Extract each line bearing the word "Sandomierz".

--- Start of Extracted material ---

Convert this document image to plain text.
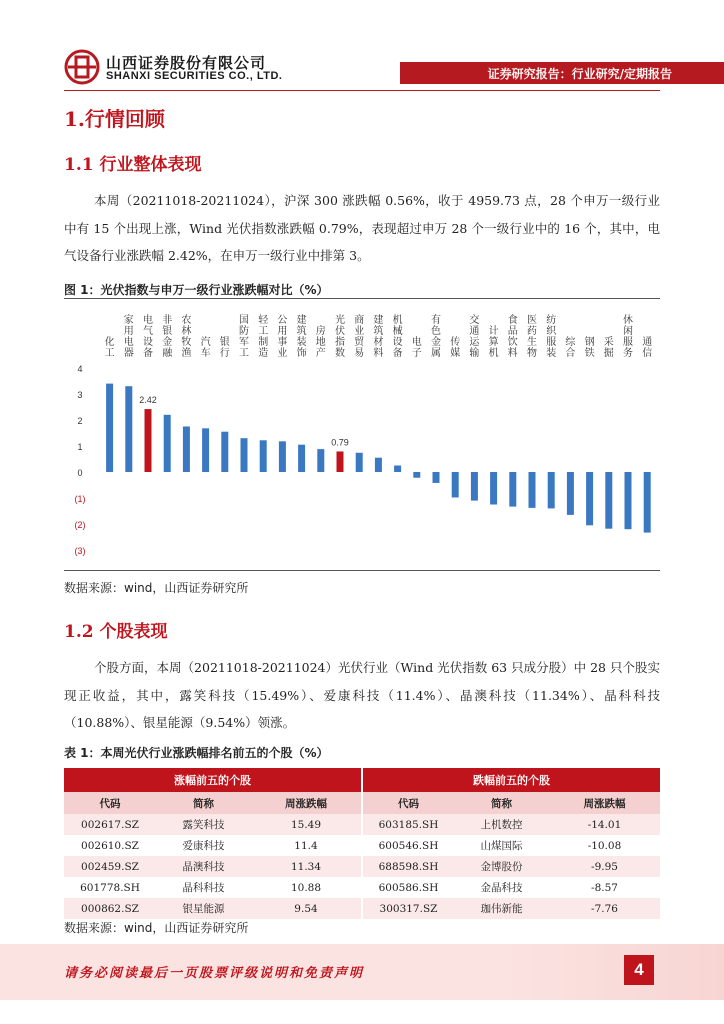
山西证券股份有限公司
SHANXI SECURITIES CO., LTD.	证券研究报告：行业研究/定期报告
1.行情回顾
1.1 行业整体表现
本周（20211018-20211024），沪深 300 涨跌幅 0.56%，收于 4959.73 点，28 个申万一级行业中有 15 个出现上涨，Wind 光伏指数涨跌幅 0.79%，表现超过申万 28 个一级行业中的 16 个，其中，电气设备行业涨跌幅 2.42%，在申万一级行业中排第 3。
图 1：光伏指数与申万一级行业涨跌幅对比（%）
化工
家用电器
电气设备
非银金融
农林牧渔
汽车
银行
国防军工
轻工制造
公用事业
建筑装饰
房地产
光伏指数
商业贸易
建筑材料
机械设备
电子
有色金属
传媒
交通运输
计算机
食品饮料
医药生物
纺织服装
综合
钢铁
采掘
休闲服务
通信
4
3
2
1
0
(1)
(2)
(3)
2.42
0.79
数据来源：wind，山西证券研究所
1.2 个股表现
个股方面，本周（20211018-20211024）光伏行业（Wind 光伏指数 63 只成分股）中 28 只个股实现正收益，其中，露笑科技（15.49%）、爱康科技（11.4%）、晶澳科技（11.34%）、晶科科技（10.88%）、银星能源（9.54%）领涨。
表 1：本周光伏行业涨跌幅排名前五的个股（%）
涨幅前五的个股			跌幅前五的个股		
代码	简称	周涨跌幅	代码	简称	周涨跌幅
002617.SZ	露笑科技	15.49	603185.SH	上机数控	-14.01
002610.SZ	爱康科技	11.4	600546.SH	山煤国际	-10.08
002459.SZ	晶澳科技	11.34	688598.SH	金博股份	-9.95
601778.SH	晶科科技	10.88	600586.SH	金晶科技	-8.57
000862.SZ	银星能源	9.54	300317.SZ	珈伟新能	-7.76
数据来源：wind，山西证券研究所
请务必阅读最后一页股票评级说明和免责声明	4
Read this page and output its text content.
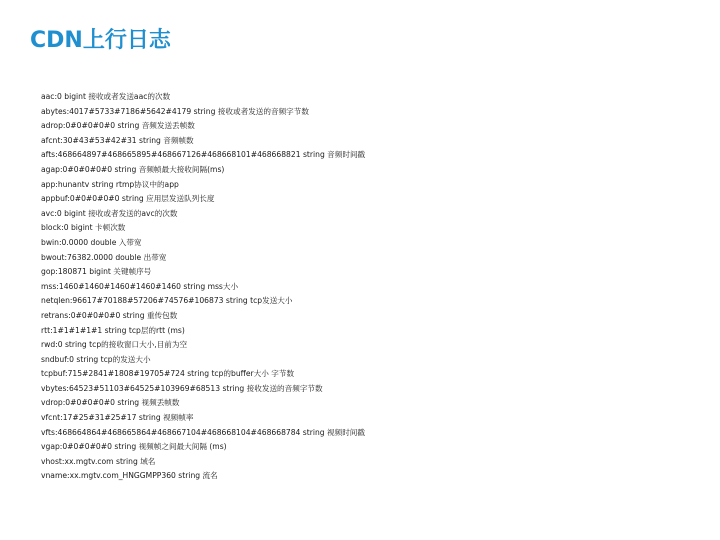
CDN上行日志
aac:0 bigint 接收或者发送aac的次数
abytes:4017#5733#7186#5642#4179 string 接收或者发送的音频字节数
adrop:0#0#0#0#0 string 音频发送丢帧数
afcnt:30#43#53#42#31 string 音频帧数
afts:468664897#468665895#468667126#468668101#468668821 string 音频时间戳
agap:0#0#0#0#0 string 音频帧最大接收间隔(ms)
app:hunantv string rtmp协议中的app
appbuf:0#0#0#0#0 string 应用层发送队列长度
avc:0 bigint 接收或者发送的avc的次数
block:0 bigint 卡顿次数
bwin:0.0000 double 入带宽
bwout:76382.0000 double 出带宽
gop:180871 bigint 关键帧序号
mss:1460#1460#1460#1460#1460 string mss大小
netqlen:96617#70188#57206#74576#106873 string tcp发送大小
retrans:0#0#0#0#0 string 重传包数
rtt:1#1#1#1#1 string tcp层的rtt (ms)
rwd:0 string tcp的接收窗口大小,目前为空
sndbuf:0 string tcp的发送大小
tcpbuf:715#2841#1808#19705#724 string tcp的buffer大小 字节数
vbytes:64523#51103#64525#103969#68513 string 接收发送的音频字节数
vdrop:0#0#0#0#0 string 视频丢帧数
vfcnt:17#25#31#25#17 string 视频帧率
vfts:468664864#468665864#468667104#468668104#468668784 string 视频时间戳
vgap:0#0#0#0#0 string 视频帧之间最大间隔 (ms)
vhost:xx.mgtv.com string 域名
vname:xx.mgtv.com_HNGGMPP360 string 流名
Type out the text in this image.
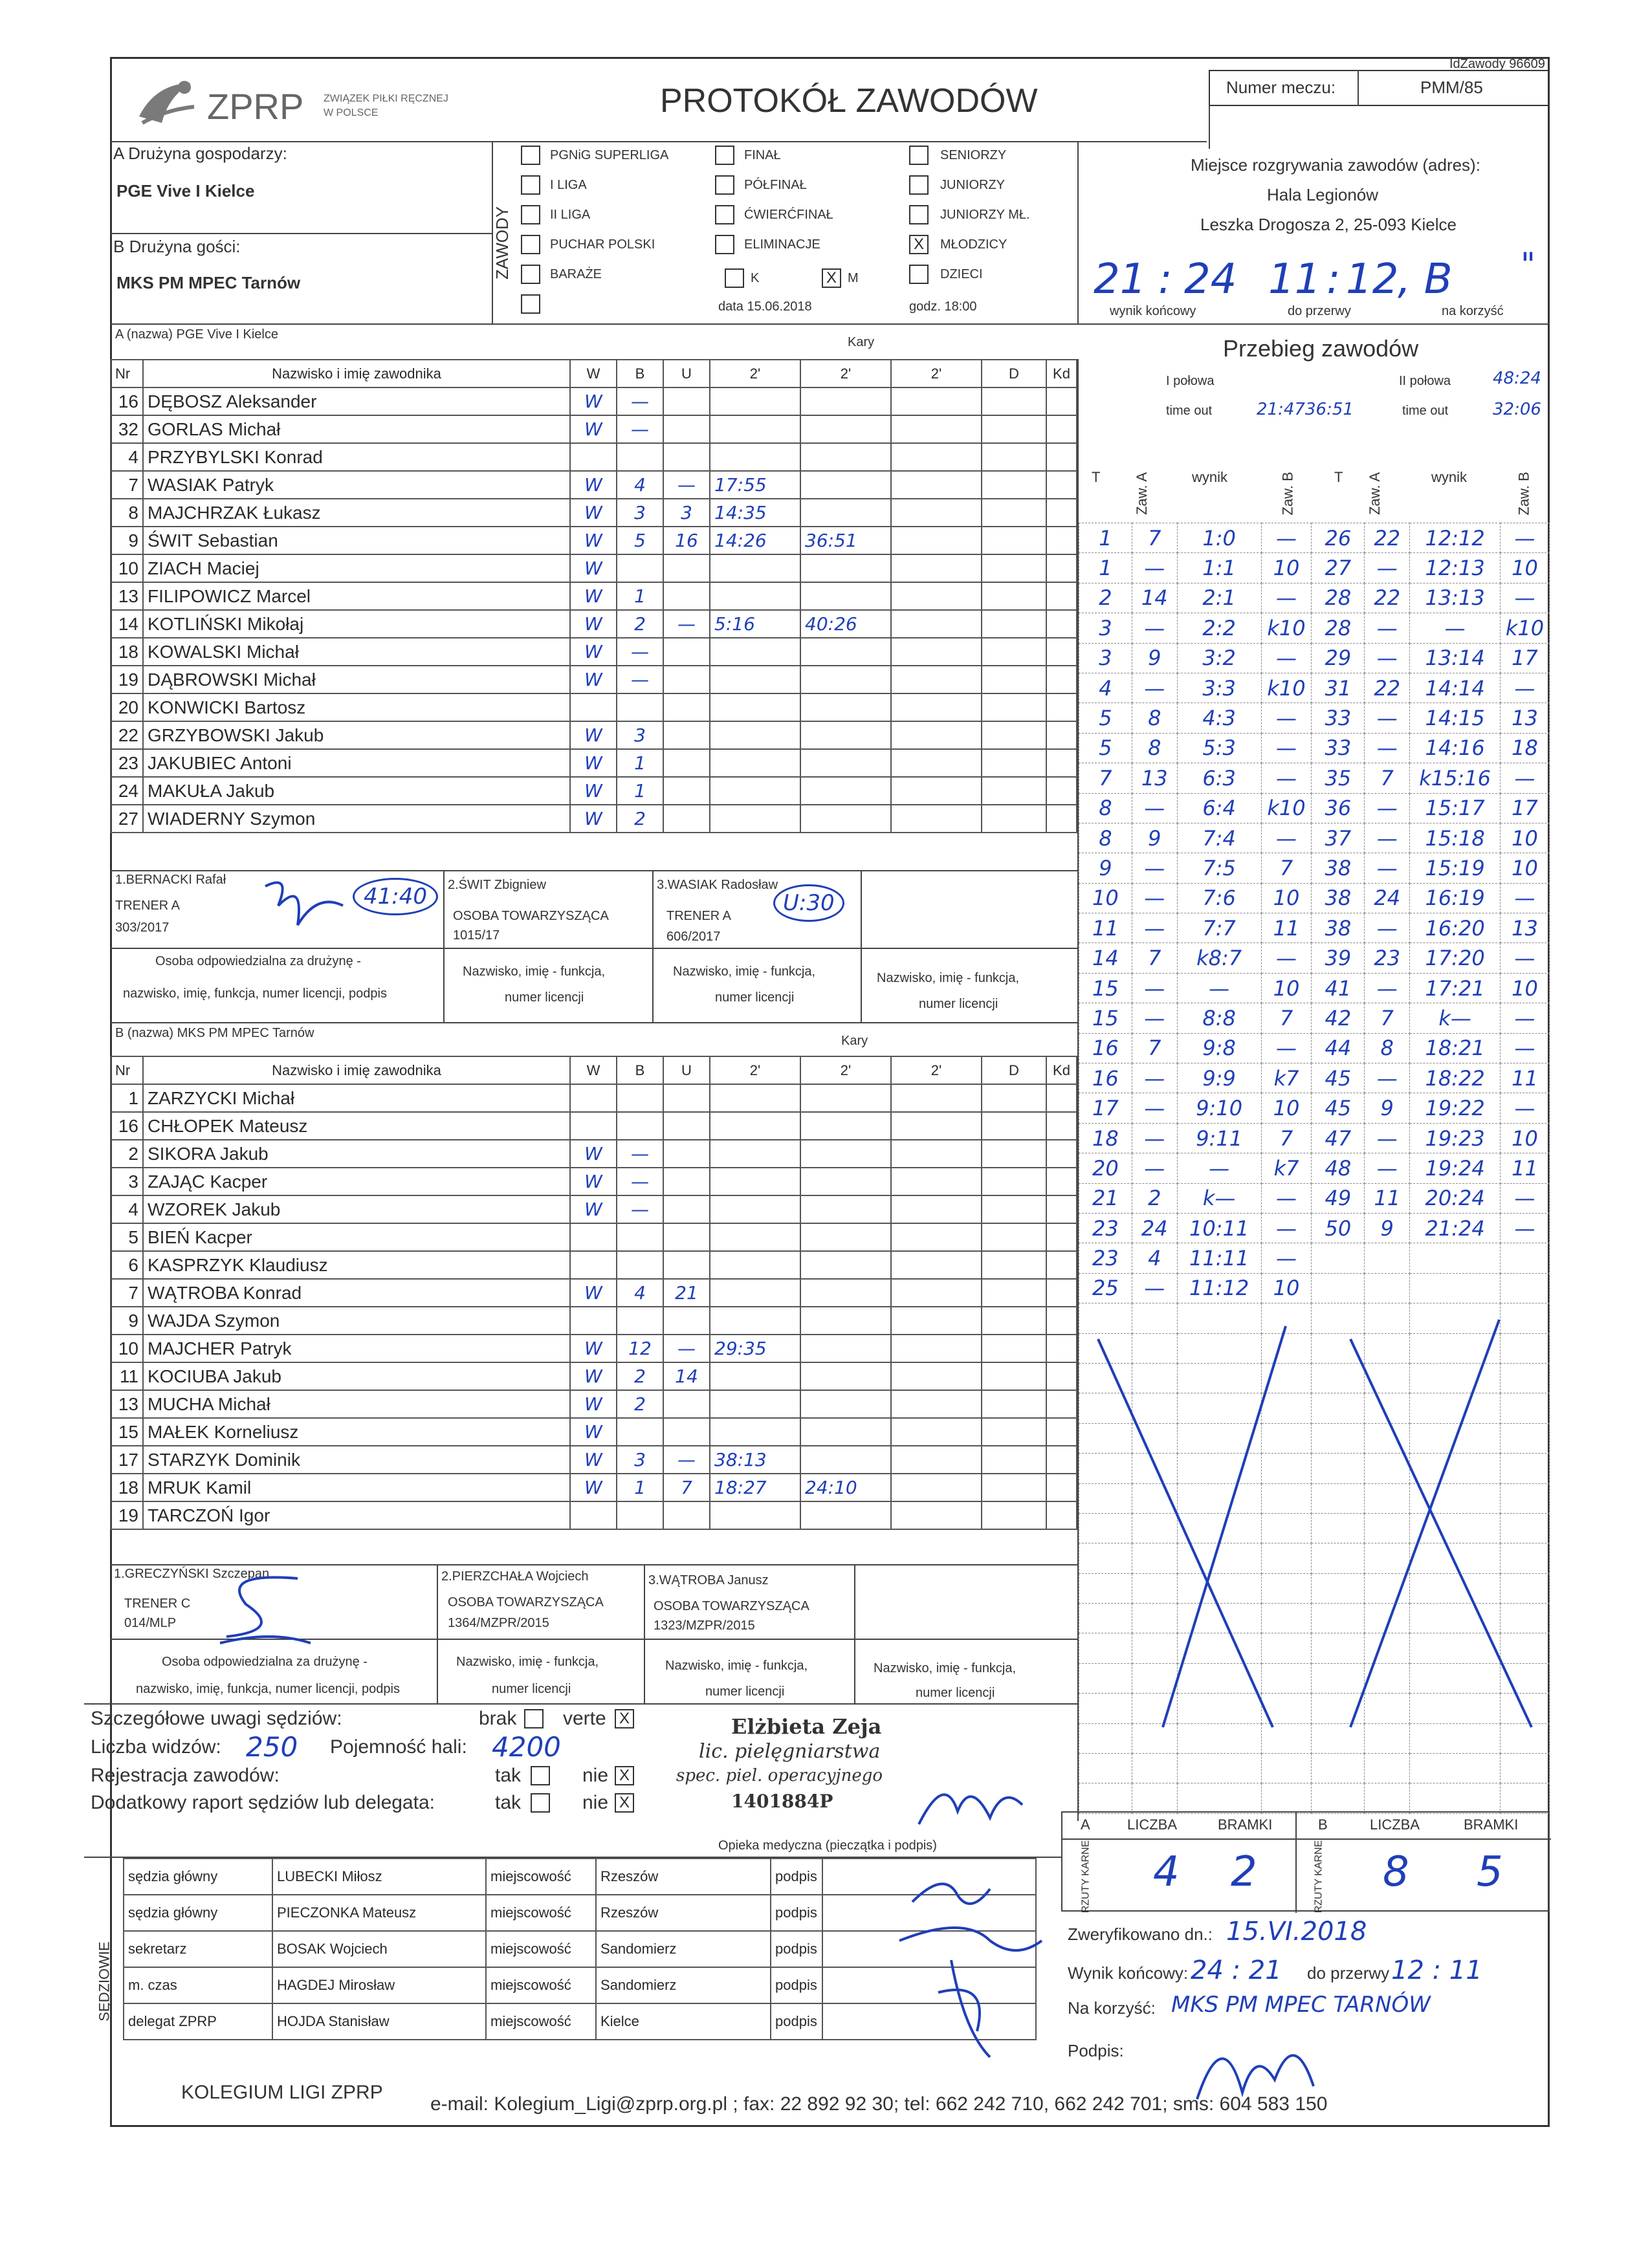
IdZawody 96609
ZPRP ZWIĄZEK PIŁKI RĘCZNEJ
W POLSCE	PROTOKÓŁ ZAWODÓW	Numer meczu:	PMM/85
A Drużyna gospodarzy:
PGE Vive I Kielce
B Drużyna gości:
MKS PM MPEC Tarnów
ZAWODY
PGNiG SUPERLIGA
I LIGA
II LIGA
PUCHAR POLSKI
BARAŻE
FINAŁ
PÓŁFINAŁ
ĆWIERĆFINAŁ
ELIMINACJE
K	X M
data 15.06.2018
SENIORZY
JUNIORZY
JUNIORZY MŁ.
X	MŁODZICY
DZIECI
godz. 18:00
Miejsce rozgrywania zawodów (adres):
Hala Legionów
Leszka Drogosza 2, 25-093 Kielce
21 : 24 11 : 12
, B "
wynik końcowy	do przerwy	na korzyść
A (nazwa) PGE Vive I Kielce
Kary	Przebieg zawodów
Nr	Nazwisko i imię zawodnika	W	B	U	2'	2'	2'	D	Kd
16	DĘBOSZ Aleksander	W	—						
32	GORLAS Michał	W	—						
4	PRZYBYLSKI Konrad								
7	WASIAK Patryk	W	4	—	17:55				
8	MAJCHRZAK Łukasz	W	3	3	14:35				
9	ŚWIT Sebastian	W	5	16	14:26	36:51			
10	ZIACH Maciej	W							
13	FILIPOWICZ Marcel	W	1						
14	KOTLIŃSKI Mikołaj	W	2	—	5:16	40:26			
18	KOWALSKI Michał	W	—						
19	DĄBROWSKI Michał	W	—						
20	KONWICKI Bartosz								
22	GRZYBOWSKI Jakub	W	3						
23	JAKUBIEC Antoni	W	1						
24	MAKUŁA Jakub	W	1						
27	WIADERNY Szymon	W	2						
1.BERNACKI Rafał
TRENER A
303/2017
41:40	2.ŚWIT Zbigniew
OSOBA TOWARZYSZĄCA
1015/17
3.WASIAK Radosław
TRENER A
606/2017
U:30
Osoba odpowiedzialna za drużynę -
nazwisko, imię, funkcja, numer licencji, podpis
Nazwisko, imię - funkcja,
numer licencji
Nazwisko, imię - funkcja,
numer licencji
Nazwisko, imię - funkcja,
numer licencji
B (nazwa) MKS PM MPEC Tarnów
Kary
Nr	Nazwisko i imię zawodnika	W	B	U	2'	2'	2'	D	Kd
1	ZARZYCKI Michał								
16	CHŁOPEK Mateusz								
2	SIKORA Jakub	W	—						
3	ZAJĄC Kacper	W	—						
4	WZOREK Jakub	W	—						
5	BIEŃ Kacper								
6	KASPRZYK Klaudiusz								
7	WĄTROBA Konrad	W	4	21					
9	WAJDA Szymon								
10	MAJCHER Patryk	W	12	—	29:35				
11	KOCIUBA Jakub	W	2	14					
13	MUCHA Michał	W	2						
15	MAŁEK Korneliusz	W							
17	STARZYK Dominik	W	3	—	38:13				
18	MRUK Kamil	W	1	7	18:27	24:10			
19	TARCZOŃ Igor								
1.GRECZYŃSKI Szczepan
TRENER C
014/MLP
2.PIERZCHAŁA Wojciech
OSOBA TOWARZYSZĄCA
1364/MZPR/2015
3.WĄTROBA Janusz
OSOBA TOWARZYSZĄCA
1323/MZPR/2015
Osoba odpowiedzialna za drużynę -
nazwisko, imię, funkcja, numer licencji, podpis
Nazwisko, imię - funkcja,
numer licencji
Nazwisko, imię - funkcja,
numer licencji
Nazwisko, imię - funkcja,
numer licencji
I połowa	II połowa
time out	time out
21:47 36:51
48:24
32:06
T Zaw. A	wynik	Zaw. B	T Zaw. A	wynik	Zaw. B
1	7	1:0	—	26	22	12:12	—
1	—	1:1	10	27	—	12:13	10
2	14	2:1	—	28	22	13:13	—
3	—	2:2	k10	28	—	—	k10
3	9	3:2	—	29	—	13:14	17
4	—	3:3	k10	31	22	14:14	—
5	8	4:3	—	33	—	14:15	13
5	8	5:3	—	33	—	14:16	18
7	13	6:3	—	35	7	k15:16	—
8	—	6:4	k10	36	—	15:17	17
8	9	7:4	—	37	—	15:18	10
9	—	7:5	7	38	—	15:19	10
10	—	7:6	10	38	24	16:19	—
11	—	7:7	11	38	—	16:20	13
14	7	k8:7	—	39	23	17:20	—
15	—	—	10	41	—	17:21	10
15	—	8:8	7	42	7	k—	—
16	7	9:8	—	44	8	18:21	—
16	—	9:9	k7	45	—	18:22	11
17	—	9:10	10	45	9	19:22	—
18	—	9:11	7	47	—	19:23	10
20	—	—	k7	48	—	19:24	11
21	2	k—	—	49	11	20:24	—
23	24	10:11	—	50	9	21:24	—
23	4	11:11	—				
25	—	11:12	10				

Szczegółowe uwagi sędziów:	brak verte X
Liczba widzów: 250 Pojemność hali: 4200
Rejestracja zawodów:	tak	nie X
Dodatkowy raport sędziów lub delegata:	tak	nie X
Elżbieta Zeja
lic. pielęgniarstwa
spec. piel. operacyjnego
1401884P
Opieka medyczna (pieczątka i podpis)
A	LICZBA	BRAMKI	B	LICZBA	BRAMKI
RZUTY KARNE	RZUTY KARNE
4 2	8 5
SĘDZIOWIE
sędzia główny	LUBECKI Miłosz	miejscowość	Rzeszów	podpis	
sędzia główny	PIECZONKA Mateusz	miejscowość	Rzeszów	podpis	
sekretarz	BOSAK Wojciech	miejscowość	Sandomierz	podpis	
m. czas	HAGDEJ Mirosław	miejscowość	Sandomierz	podpis	
delegat ZPRP	HOJDA Stanisław	miejscowość	Kielce	podpis	
Zweryfikowano dn.: 15.VI.2018
Wynik końcowy: 24 : 21 do przerwy 12 : 11
Na korzyść: MKS PM MPEC TARNÓW
Podpis:
KOLEGIUM LIGI ZPRP
e-mail: Kolegium_Ligi@zprp.org.pl ; fax: 22 892 92 30; tel: 662 242 710, 662 242 701; sms: 604 583 150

--- End of Extracted material ---

Finished exercise:
sekretarz	BOSAK Wojciech	miejscowość	Sandomierz	podpis	
m. czas	HAGDEJ Mirosław	miejscowość	Sandomierz	podpis	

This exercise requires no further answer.